━━ RECORDS FOR PROCESSING ━━

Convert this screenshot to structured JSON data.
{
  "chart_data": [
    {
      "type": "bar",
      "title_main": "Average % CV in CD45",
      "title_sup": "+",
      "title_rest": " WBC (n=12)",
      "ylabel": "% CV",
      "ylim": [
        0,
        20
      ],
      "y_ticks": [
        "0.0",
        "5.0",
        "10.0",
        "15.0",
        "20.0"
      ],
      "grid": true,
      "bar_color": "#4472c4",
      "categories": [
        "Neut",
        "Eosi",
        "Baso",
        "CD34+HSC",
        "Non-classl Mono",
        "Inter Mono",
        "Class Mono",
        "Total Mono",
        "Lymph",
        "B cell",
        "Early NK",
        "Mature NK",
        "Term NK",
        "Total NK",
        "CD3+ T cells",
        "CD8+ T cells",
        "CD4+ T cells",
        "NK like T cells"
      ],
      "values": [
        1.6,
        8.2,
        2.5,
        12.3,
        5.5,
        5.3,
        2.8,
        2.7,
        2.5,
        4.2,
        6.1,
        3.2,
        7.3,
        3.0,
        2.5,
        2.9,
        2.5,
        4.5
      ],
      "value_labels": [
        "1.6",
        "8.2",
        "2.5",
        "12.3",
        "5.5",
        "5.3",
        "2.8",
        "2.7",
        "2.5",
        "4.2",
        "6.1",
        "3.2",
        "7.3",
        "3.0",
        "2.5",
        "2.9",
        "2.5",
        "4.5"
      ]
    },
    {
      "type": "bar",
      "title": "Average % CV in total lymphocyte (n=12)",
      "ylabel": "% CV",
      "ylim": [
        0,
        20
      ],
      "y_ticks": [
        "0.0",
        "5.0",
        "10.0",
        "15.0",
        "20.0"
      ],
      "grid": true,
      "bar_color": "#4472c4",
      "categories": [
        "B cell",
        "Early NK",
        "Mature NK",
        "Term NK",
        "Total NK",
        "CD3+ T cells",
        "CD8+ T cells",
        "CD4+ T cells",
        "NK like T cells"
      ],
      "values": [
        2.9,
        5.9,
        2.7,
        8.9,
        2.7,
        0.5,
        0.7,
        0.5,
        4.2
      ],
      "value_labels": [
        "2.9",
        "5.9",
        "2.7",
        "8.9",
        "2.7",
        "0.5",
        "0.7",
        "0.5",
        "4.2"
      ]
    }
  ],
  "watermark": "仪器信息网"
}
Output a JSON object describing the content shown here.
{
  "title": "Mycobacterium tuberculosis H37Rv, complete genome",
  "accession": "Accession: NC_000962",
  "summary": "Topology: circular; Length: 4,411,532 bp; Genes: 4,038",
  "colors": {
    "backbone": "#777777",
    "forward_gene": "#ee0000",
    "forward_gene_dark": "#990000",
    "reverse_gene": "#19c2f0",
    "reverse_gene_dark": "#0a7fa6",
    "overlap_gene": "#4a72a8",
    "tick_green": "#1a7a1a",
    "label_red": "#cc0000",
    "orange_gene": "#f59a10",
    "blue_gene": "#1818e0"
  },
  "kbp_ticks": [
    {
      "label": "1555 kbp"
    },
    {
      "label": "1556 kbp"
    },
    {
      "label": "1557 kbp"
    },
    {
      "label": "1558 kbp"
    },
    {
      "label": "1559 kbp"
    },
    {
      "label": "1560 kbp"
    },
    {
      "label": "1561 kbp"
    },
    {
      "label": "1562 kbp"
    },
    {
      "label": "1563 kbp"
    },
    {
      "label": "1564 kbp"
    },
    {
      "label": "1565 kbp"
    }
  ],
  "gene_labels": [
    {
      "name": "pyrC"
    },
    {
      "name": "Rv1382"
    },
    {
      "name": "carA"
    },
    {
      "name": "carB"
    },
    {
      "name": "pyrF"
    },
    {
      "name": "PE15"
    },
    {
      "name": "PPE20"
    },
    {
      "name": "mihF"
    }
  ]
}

━━━

__YOUR OBJECTIVE__: Starting at the line that contains "Output a JSON", transcribe every line through the last line of the entries above, exactly, and nothing else.

__EXERCISE RESPONSE__:
Output a JSON object describing the content shown here.
{
  "title": "Mycobacterium tuberculosis H37Rv, complete genome",
  "accession": "Accession: NC_000962",
  "summary": "Topology: circular; Length: 4,411,532 bp; Genes: 4,038",
  "colors": {
    "backbone": "#777777",
    "forward_gene": "#ee0000",
    "forward_gene_dark": "#990000",
    "reverse_gene": "#19c2f0",
    "reverse_gene_dark": "#0a7fa6",
    "overlap_gene": "#4a72a8",
    "tick_green": "#1a7a1a",
    "label_red": "#cc0000",
    "orange_gene": "#f59a10",
    "blue_gene": "#1818e0"
  },
  "kbp_ticks": [
    {
      "label": "1555 kbp"
    },
    {
      "label": "1556 kbp"
    },
    {
      "label": "1557 kbp"
    },
    {
      "label": "1558 kbp"
    },
    {
      "label": "1559 kbp"
    },
    {
      "label": "1560 kbp"
    },
    {
      "label": "1561 kbp"
    },
    {
      "label": "1562 kbp"
    },
    {
      "label": "1563 kbp"
    },
    {
      "label": "1564 kbp"
    },
    {
      "label": "1565 kbp"
    }
  ],
  "gene_labels": [
    {
      "name": "pyrC"
    },
    {
      "name": "Rv1382"
    },
    {
      "name": "carA"
    },
    {
      "name": "carB"
    },
    {
      "name": "pyrF"
    },
    {
      "name": "PE15"
    },
    {
      "name": "PPE20"
    },
    {
      "name": "mihF"
    }
  ]
}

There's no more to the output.